> **Supplied information**:
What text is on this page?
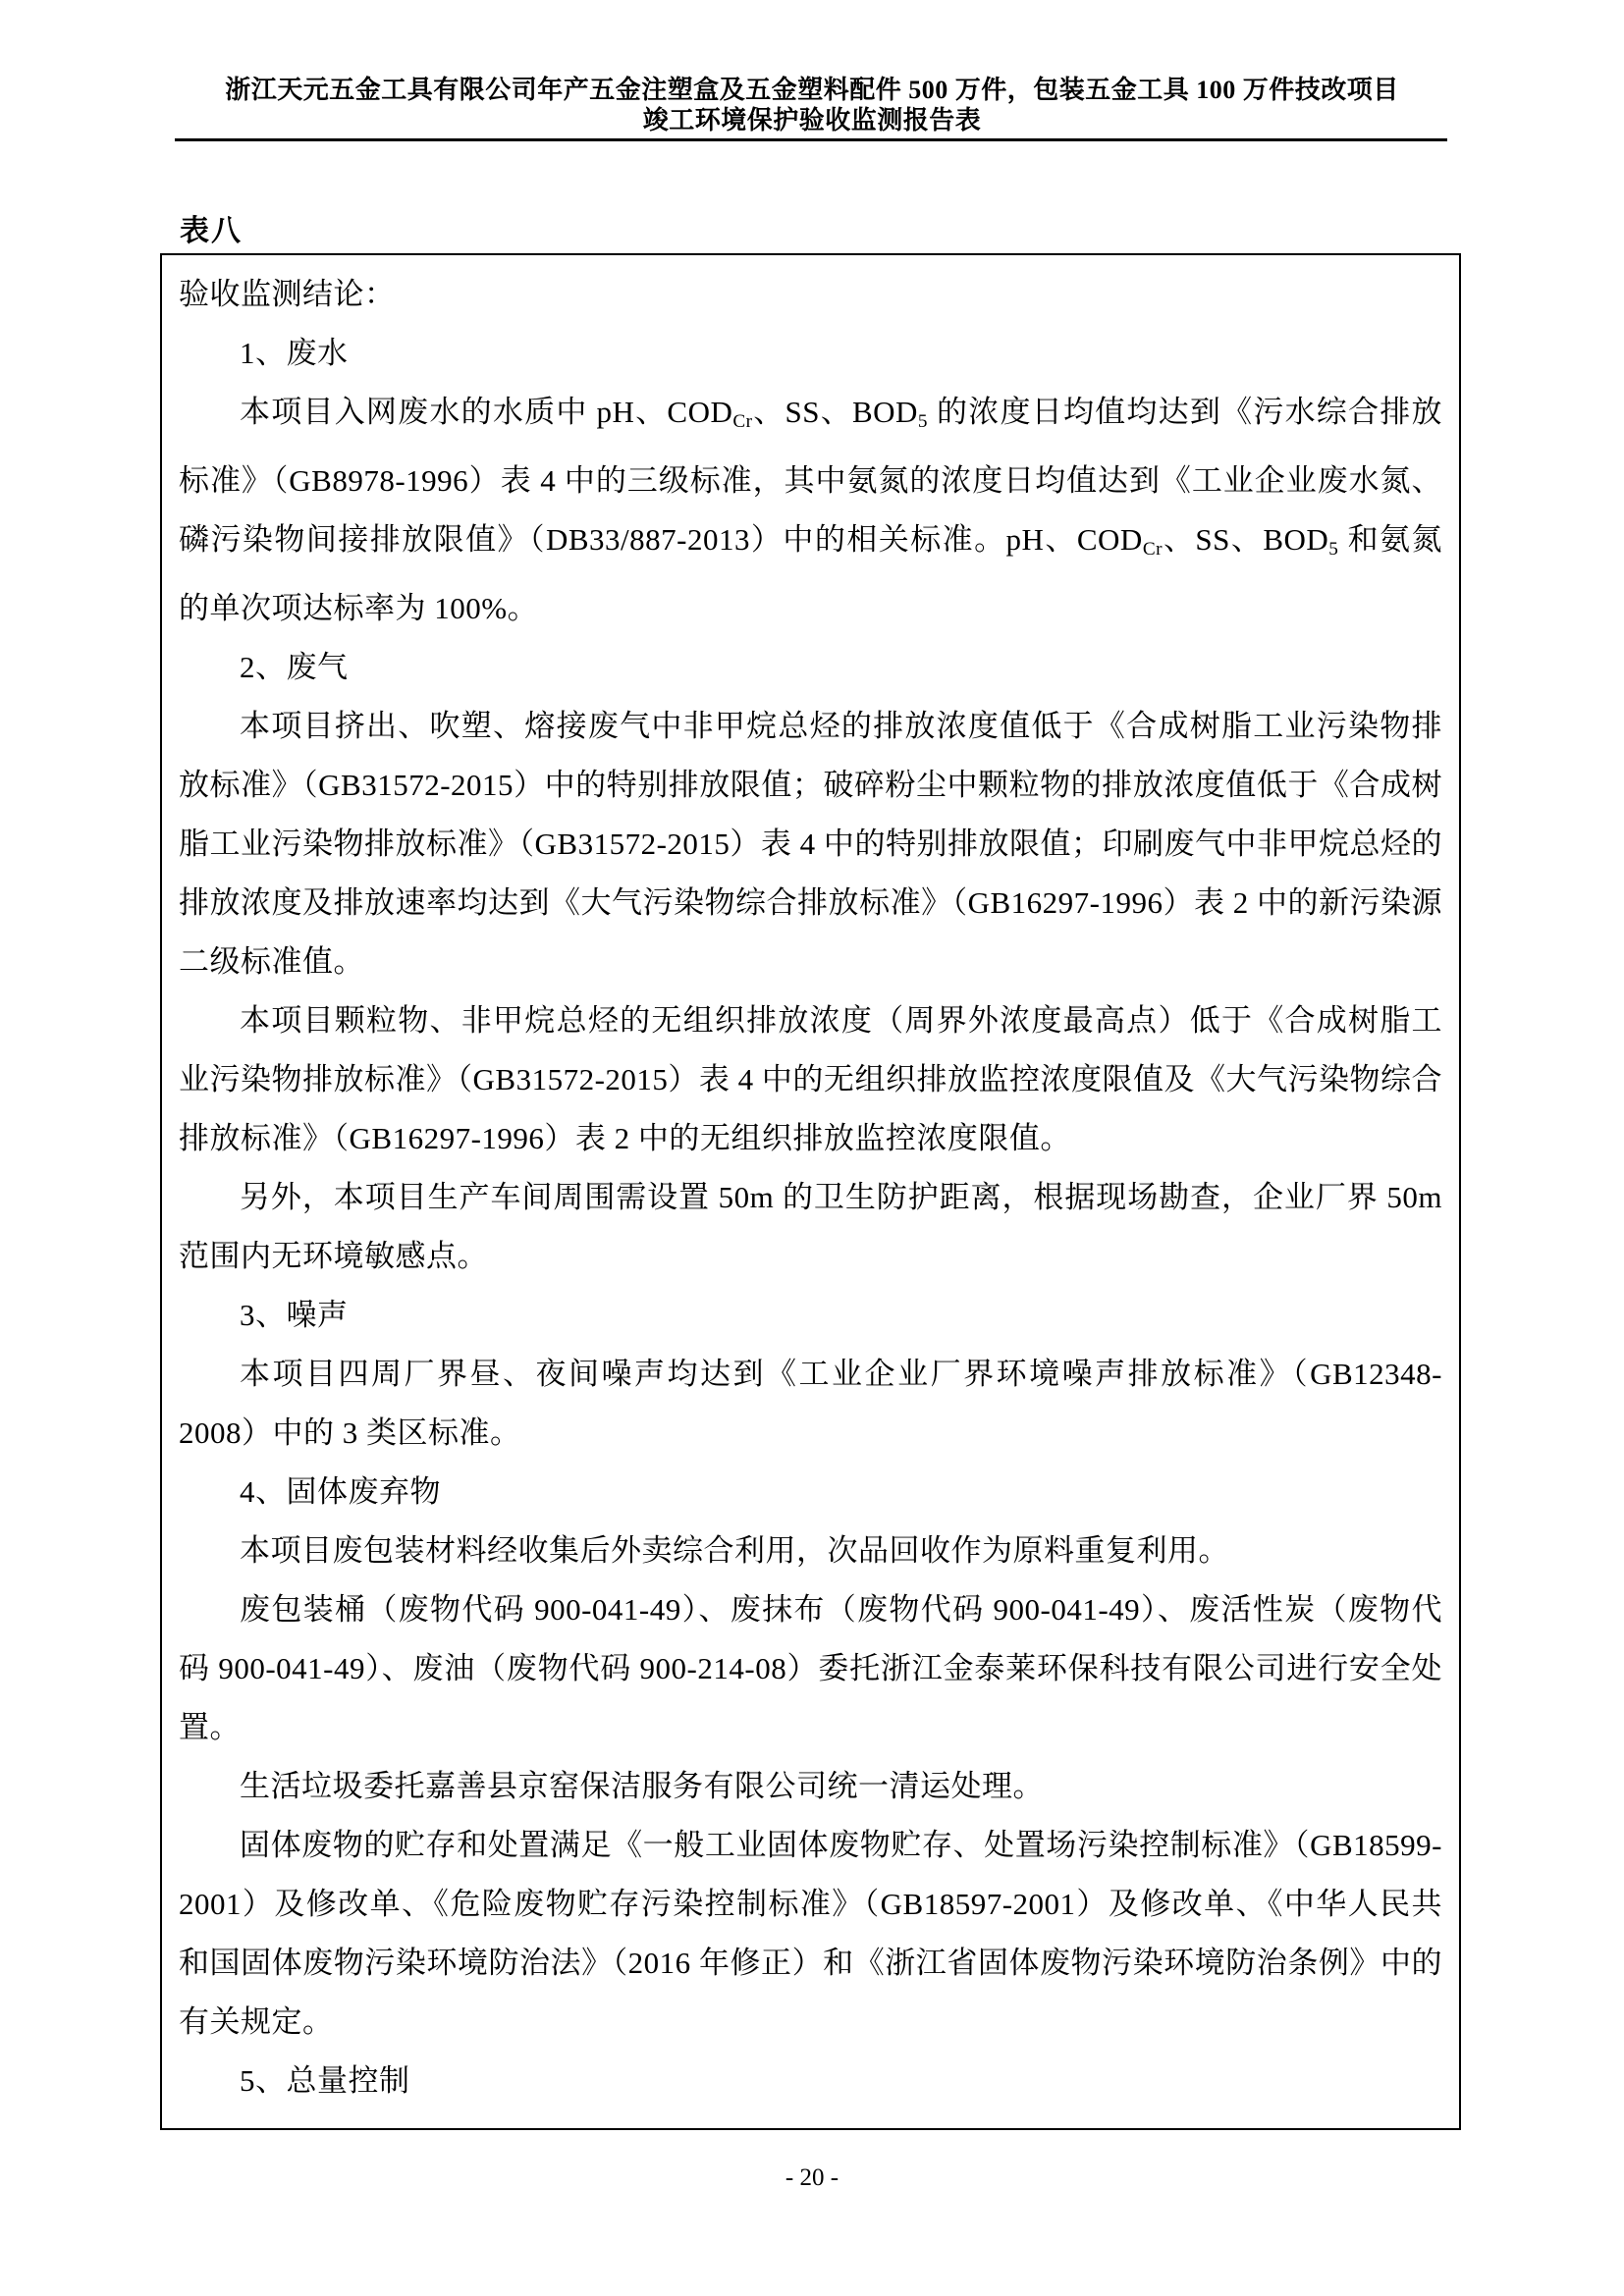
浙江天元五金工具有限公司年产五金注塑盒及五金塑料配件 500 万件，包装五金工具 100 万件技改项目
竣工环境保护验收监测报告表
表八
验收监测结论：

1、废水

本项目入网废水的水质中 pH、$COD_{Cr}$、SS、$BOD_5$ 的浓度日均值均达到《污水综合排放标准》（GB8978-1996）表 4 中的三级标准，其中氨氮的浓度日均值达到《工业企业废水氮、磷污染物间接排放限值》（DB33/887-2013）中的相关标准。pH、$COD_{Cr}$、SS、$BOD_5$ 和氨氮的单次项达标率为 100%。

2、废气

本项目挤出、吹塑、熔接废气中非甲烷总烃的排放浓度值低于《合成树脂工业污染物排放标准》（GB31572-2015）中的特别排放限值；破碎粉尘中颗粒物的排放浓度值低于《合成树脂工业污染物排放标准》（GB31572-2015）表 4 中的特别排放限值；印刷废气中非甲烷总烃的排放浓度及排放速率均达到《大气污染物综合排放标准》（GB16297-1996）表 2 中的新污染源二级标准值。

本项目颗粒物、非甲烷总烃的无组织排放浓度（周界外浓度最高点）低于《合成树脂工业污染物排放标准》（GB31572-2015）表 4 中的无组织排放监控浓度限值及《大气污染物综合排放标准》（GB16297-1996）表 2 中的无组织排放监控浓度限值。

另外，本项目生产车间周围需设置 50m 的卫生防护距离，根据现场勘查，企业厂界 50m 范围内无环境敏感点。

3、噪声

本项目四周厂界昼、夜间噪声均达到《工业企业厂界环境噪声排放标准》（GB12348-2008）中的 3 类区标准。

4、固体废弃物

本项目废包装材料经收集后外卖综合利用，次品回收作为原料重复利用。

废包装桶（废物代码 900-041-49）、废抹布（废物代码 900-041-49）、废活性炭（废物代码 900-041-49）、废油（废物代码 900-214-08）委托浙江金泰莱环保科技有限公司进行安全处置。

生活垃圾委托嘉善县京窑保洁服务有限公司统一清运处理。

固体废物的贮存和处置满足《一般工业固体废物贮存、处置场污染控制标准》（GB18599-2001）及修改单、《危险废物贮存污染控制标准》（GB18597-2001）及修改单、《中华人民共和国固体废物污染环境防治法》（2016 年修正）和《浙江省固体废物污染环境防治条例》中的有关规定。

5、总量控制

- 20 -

> **What is needed**: From the material above, copy everything exactly but the pictures.

> **The answer**:
What text is on this page?
浙江天元五金工具有限公司年产五金注塑盒及五金塑料配件 500 万件，包装五金工具 100 万件技改项目
竣工环境保护验收监测报告表
表八
验收监测结论：

1、废水

本项目入网废水的水质中 pH、$COD_{Cr}$、SS、$BOD_5$ 的浓度日均值均达到《污水综合排放标准》（GB8978-1996）表 4 中的三级标准，其中氨氮的浓度日均值达到《工业企业废水氮、磷污染物间接排放限值》（DB33/887-2013）中的相关标准。pH、$COD_{Cr}$、SS、$BOD_5$ 和氨氮的单次项达标率为 100%。

2、废气

本项目挤出、吹塑、熔接废气中非甲烷总烃的排放浓度值低于《合成树脂工业污染物排放标准》（GB31572-2015）中的特别排放限值；破碎粉尘中颗粒物的排放浓度值低于《合成树脂工业污染物排放标准》（GB31572-2015）表 4 中的特别排放限值；印刷废气中非甲烷总烃的排放浓度及排放速率均达到《大气污染物综合排放标准》（GB16297-1996）表 2 中的新污染源二级标准值。

本项目颗粒物、非甲烷总烃的无组织排放浓度（周界外浓度最高点）低于《合成树脂工业污染物排放标准》（GB31572-2015）表 4 中的无组织排放监控浓度限值及《大气污染物综合排放标准》（GB16297-1996）表 2 中的无组织排放监控浓度限值。

另外，本项目生产车间周围需设置 50m 的卫生防护距离，根据现场勘查，企业厂界 50m 范围内无环境敏感点。

3、噪声

本项目四周厂界昼、夜间噪声均达到《工业企业厂界环境噪声排放标准》（GB12348-2008）中的 3 类区标准。

4、固体废弃物

本项目废包装材料经收集后外卖综合利用，次品回收作为原料重复利用。

废包装桶（废物代码 900-041-49）、废抹布（废物代码 900-041-49）、废活性炭（废物代码 900-041-49）、废油（废物代码 900-214-08）委托浙江金泰莱环保科技有限公司进行安全处置。

生活垃圾委托嘉善县京窑保洁服务有限公司统一清运处理。

固体废物的贮存和处置满足《一般工业固体废物贮存、处置场污染控制标准》（GB18599-2001）及修改单、《危险废物贮存污染控制标准》（GB18597-2001）及修改单、《中华人民共和国固体废物污染环境防治法》（2016 年修正）和《浙江省固体废物污染环境防治条例》中的有关规定。

5、总量控制

- 20 -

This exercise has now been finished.